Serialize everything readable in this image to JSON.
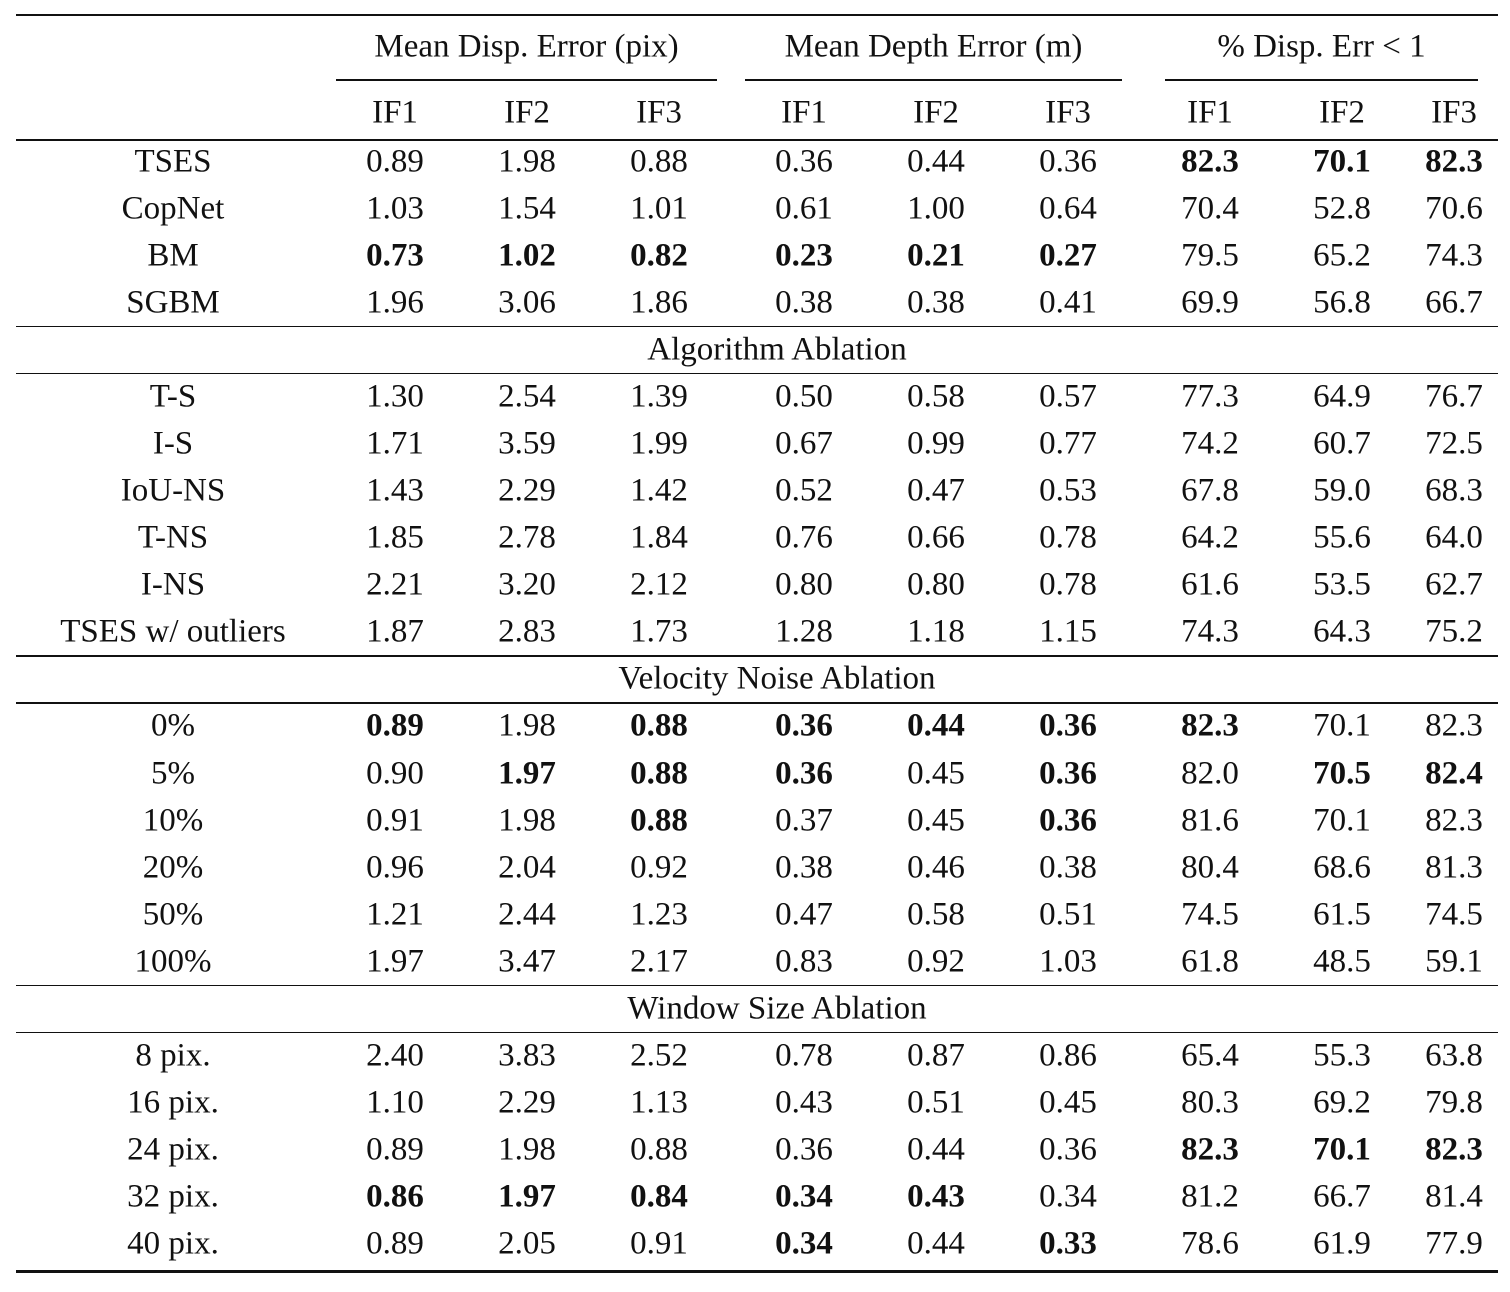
{
  "table": {
    "group_headers": [
      "Mean Disp. Error (pix)",
      "Mean Depth Error (m)",
      "% Disp. Err < 1"
    ],
    "sub_headers": [
      "IF1",
      "IF2",
      "IF3",
      "IF1",
      "IF2",
      "IF3",
      "IF1",
      "IF2",
      "IF3"
    ],
    "sections": [
      {
        "rows": [
          {
            "label": "TSES",
            "cells": [
              "0.89",
              "1.98",
              "0.88",
              "0.36",
              "0.44",
              "0.36",
              "82.3",
              "70.1",
              "82.3"
            ],
            "bold": [
              6,
              7,
              8
            ]
          },
          {
            "label": "CopNet",
            "cells": [
              "1.03",
              "1.54",
              "1.01",
              "0.61",
              "1.00",
              "0.64",
              "70.4",
              "52.8",
              "70.6"
            ],
            "bold": []
          },
          {
            "label": "BM",
            "cells": [
              "0.73",
              "1.02",
              "0.82",
              "0.23",
              "0.21",
              "0.27",
              "79.5",
              "65.2",
              "74.3"
            ],
            "bold": [
              0,
              1,
              2,
              3,
              4,
              5
            ]
          },
          {
            "label": "SGBM",
            "cells": [
              "1.96",
              "3.06",
              "1.86",
              "0.38",
              "0.38",
              "0.41",
              "69.9",
              "56.8",
              "66.7"
            ],
            "bold": []
          }
        ]
      },
      {
        "title": "Algorithm Ablation",
        "rows": [
          {
            "label": "T-S",
            "cells": [
              "1.30",
              "2.54",
              "1.39",
              "0.50",
              "0.58",
              "0.57",
              "77.3",
              "64.9",
              "76.7"
            ],
            "bold": []
          },
          {
            "label": "I-S",
            "cells": [
              "1.71",
              "3.59",
              "1.99",
              "0.67",
              "0.99",
              "0.77",
              "74.2",
              "60.7",
              "72.5"
            ],
            "bold": []
          },
          {
            "label": "IoU-NS",
            "cells": [
              "1.43",
              "2.29",
              "1.42",
              "0.52",
              "0.47",
              "0.53",
              "67.8",
              "59.0",
              "68.3"
            ],
            "bold": []
          },
          {
            "label": "T-NS",
            "cells": [
              "1.85",
              "2.78",
              "1.84",
              "0.76",
              "0.66",
              "0.78",
              "64.2",
              "55.6",
              "64.0"
            ],
            "bold": []
          },
          {
            "label": "I-NS",
            "cells": [
              "2.21",
              "3.20",
              "2.12",
              "0.80",
              "0.80",
              "0.78",
              "61.6",
              "53.5",
              "62.7"
            ],
            "bold": []
          },
          {
            "label": "TSES w/ outliers",
            "cells": [
              "1.87",
              "2.83",
              "1.73",
              "1.28",
              "1.18",
              "1.15",
              "74.3",
              "64.3",
              "75.2"
            ],
            "bold": []
          }
        ]
      },
      {
        "title": "Velocity Noise Ablation",
        "rows": [
          {
            "label": "0%",
            "cells": [
              "0.89",
              "1.98",
              "0.88",
              "0.36",
              "0.44",
              "0.36",
              "82.3",
              "70.1",
              "82.3"
            ],
            "bold": [
              0,
              2,
              3,
              4,
              5,
              6
            ]
          },
          {
            "label": "5%",
            "cells": [
              "0.90",
              "1.97",
              "0.88",
              "0.36",
              "0.45",
              "0.36",
              "82.0",
              "70.5",
              "82.4"
            ],
            "bold": [
              1,
              2,
              3,
              5,
              7,
              8
            ]
          },
          {
            "label": "10%",
            "cells": [
              "0.91",
              "1.98",
              "0.88",
              "0.37",
              "0.45",
              "0.36",
              "81.6",
              "70.1",
              "82.3"
            ],
            "bold": [
              2,
              5
            ]
          },
          {
            "label": "20%",
            "cells": [
              "0.96",
              "2.04",
              "0.92",
              "0.38",
              "0.46",
              "0.38",
              "80.4",
              "68.6",
              "81.3"
            ],
            "bold": []
          },
          {
            "label": "50%",
            "cells": [
              "1.21",
              "2.44",
              "1.23",
              "0.47",
              "0.58",
              "0.51",
              "74.5",
              "61.5",
              "74.5"
            ],
            "bold": []
          },
          {
            "label": "100%",
            "cells": [
              "1.97",
              "3.47",
              "2.17",
              "0.83",
              "0.92",
              "1.03",
              "61.8",
              "48.5",
              "59.1"
            ],
            "bold": []
          }
        ]
      },
      {
        "title": "Window Size Ablation",
        "rows": [
          {
            "label": "8 pix.",
            "cells": [
              "2.40",
              "3.83",
              "2.52",
              "0.78",
              "0.87",
              "0.86",
              "65.4",
              "55.3",
              "63.8"
            ],
            "bold": []
          },
          {
            "label": "16 pix.",
            "cells": [
              "1.10",
              "2.29",
              "1.13",
              "0.43",
              "0.51",
              "0.45",
              "80.3",
              "69.2",
              "79.8"
            ],
            "bold": []
          },
          {
            "label": "24 pix.",
            "cells": [
              "0.89",
              "1.98",
              "0.88",
              "0.36",
              "0.44",
              "0.36",
              "82.3",
              "70.1",
              "82.3"
            ],
            "bold": [
              6,
              7,
              8
            ]
          },
          {
            "label": "32 pix.",
            "cells": [
              "0.86",
              "1.97",
              "0.84",
              "0.34",
              "0.43",
              "0.34",
              "81.2",
              "66.7",
              "81.4"
            ],
            "bold": [
              0,
              1,
              2,
              3,
              4
            ]
          },
          {
            "label": "40 pix.",
            "cells": [
              "0.89",
              "2.05",
              "0.91",
              "0.34",
              "0.44",
              "0.33",
              "78.6",
              "61.9",
              "77.9"
            ],
            "bold": [
              3,
              5
            ]
          }
        ]
      }
    ]
  }
}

★ ★ ★ ★ ★ ★ ★

▶ _WRITTEN REQUEST_
Each entry gets copied exactly; the pictures stay out.

▶ _FULL SOLUTION_
Serialize everything readable in this image to JSON.
{
  "table": {
    "group_headers": [
      "Mean Disp. Error (pix)",
      "Mean Depth Error (m)",
      "% Disp. Err < 1"
    ],
    "sub_headers": [
      "IF1",
      "IF2",
      "IF3",
      "IF1",
      "IF2",
      "IF3",
      "IF1",
      "IF2",
      "IF3"
    ],
    "sections": [
      {
        "rows": [
          {
            "label": "TSES",
            "cells": [
              "0.89",
              "1.98",
              "0.88",
              "0.36",
              "0.44",
              "0.36",
              "82.3",
              "70.1",
              "82.3"
            ],
            "bold": [
              6,
              7,
              8
            ]
          },
          {
            "label": "CopNet",
            "cells": [
              "1.03",
              "1.54",
              "1.01",
              "0.61",
              "1.00",
              "0.64",
              "70.4",
              "52.8",
              "70.6"
            ],
            "bold": []
          },
          {
            "label": "BM",
            "cells": [
              "0.73",
              "1.02",
              "0.82",
              "0.23",
              "0.21",
              "0.27",
              "79.5",
              "65.2",
              "74.3"
            ],
            "bold": [
              0,
              1,
              2,
              3,
              4,
              5
            ]
          },
          {
            "label": "SGBM",
            "cells": [
              "1.96",
              "3.06",
              "1.86",
              "0.38",
              "0.38",
              "0.41",
              "69.9",
              "56.8",
              "66.7"
            ],
            "bold": []
          }
        ]
      },
      {
        "title": "Algorithm Ablation",
        "rows": [
          {
            "label": "T-S",
            "cells": [
              "1.30",
              "2.54",
              "1.39",
              "0.50",
              "0.58",
              "0.57",
              "77.3",
              "64.9",
              "76.7"
            ],
            "bold": []
          },
          {
            "label": "I-S",
            "cells": [
              "1.71",
              "3.59",
              "1.99",
              "0.67",
              "0.99",
              "0.77",
              "74.2",
              "60.7",
              "72.5"
            ],
            "bold": []
          },
          {
            "label": "IoU-NS",
            "cells": [
              "1.43",
              "2.29",
              "1.42",
              "0.52",
              "0.47",
              "0.53",
              "67.8",
              "59.0",
              "68.3"
            ],
            "bold": []
          },
          {
            "label": "T-NS",
            "cells": [
              "1.85",
              "2.78",
              "1.84",
              "0.76",
              "0.66",
              "0.78",
              "64.2",
              "55.6",
              "64.0"
            ],
            "bold": []
          },
          {
            "label": "I-NS",
            "cells": [
              "2.21",
              "3.20",
              "2.12",
              "0.80",
              "0.80",
              "0.78",
              "61.6",
              "53.5",
              "62.7"
            ],
            "bold": []
          },
          {
            "label": "TSES w/ outliers",
            "cells": [
              "1.87",
              "2.83",
              "1.73",
              "1.28",
              "1.18",
              "1.15",
              "74.3",
              "64.3",
              "75.2"
            ],
            "bold": []
          }
        ]
      },
      {
        "title": "Velocity Noise Ablation",
        "rows": [
          {
            "label": "0%",
            "cells": [
              "0.89",
              "1.98",
              "0.88",
              "0.36",
              "0.44",
              "0.36",
              "82.3",
              "70.1",
              "82.3"
            ],
            "bold": [
              0,
              2,
              3,
              4,
              5,
              6
            ]
          },
          {
            "label": "5%",
            "cells": [
              "0.90",
              "1.97",
              "0.88",
              "0.36",
              "0.45",
              "0.36",
              "82.0",
              "70.5",
              "82.4"
            ],
            "bold": [
              1,
              2,
              3,
              5,
              7,
              8
            ]
          },
          {
            "label": "10%",
            "cells": [
              "0.91",
              "1.98",
              "0.88",
              "0.37",
              "0.45",
              "0.36",
              "81.6",
              "70.1",
              "82.3"
            ],
            "bold": [
              2,
              5
            ]
          },
          {
            "label": "20%",
            "cells": [
              "0.96",
              "2.04",
              "0.92",
              "0.38",
              "0.46",
              "0.38",
              "80.4",
              "68.6",
              "81.3"
            ],
            "bold": []
          },
          {
            "label": "50%",
            "cells": [
              "1.21",
              "2.44",
              "1.23",
              "0.47",
              "0.58",
              "0.51",
              "74.5",
              "61.5",
              "74.5"
            ],
            "bold": []
          },
          {
            "label": "100%",
            "cells": [
              "1.97",
              "3.47",
              "2.17",
              "0.83",
              "0.92",
              "1.03",
              "61.8",
              "48.5",
              "59.1"
            ],
            "bold": []
          }
        ]
      },
      {
        "title": "Window Size Ablation",
        "rows": [
          {
            "label": "8 pix.",
            "cells": [
              "2.40",
              "3.83",
              "2.52",
              "0.78",
              "0.87",
              "0.86",
              "65.4",
              "55.3",
              "63.8"
            ],
            "bold": []
          },
          {
            "label": "16 pix.",
            "cells": [
              "1.10",
              "2.29",
              "1.13",
              "0.43",
              "0.51",
              "0.45",
              "80.3",
              "69.2",
              "79.8"
            ],
            "bold": []
          },
          {
            "label": "24 pix.",
            "cells": [
              "0.89",
              "1.98",
              "0.88",
              "0.36",
              "0.44",
              "0.36",
              "82.3",
              "70.1",
              "82.3"
            ],
            "bold": [
              6,
              7,
              8
            ]
          },
          {
            "label": "32 pix.",
            "cells": [
              "0.86",
              "1.97",
              "0.84",
              "0.34",
              "0.43",
              "0.34",
              "81.2",
              "66.7",
              "81.4"
            ],
            "bold": [
              0,
              1,
              2,
              3,
              4
            ]
          },
          {
            "label": "40 pix.",
            "cells": [
              "0.89",
              "2.05",
              "0.91",
              "0.34",
              "0.44",
              "0.33",
              "78.6",
              "61.9",
              "77.9"
            ],
            "bold": [
              3,
              5
            ]
          }
        ]
      }
    ]
  }
}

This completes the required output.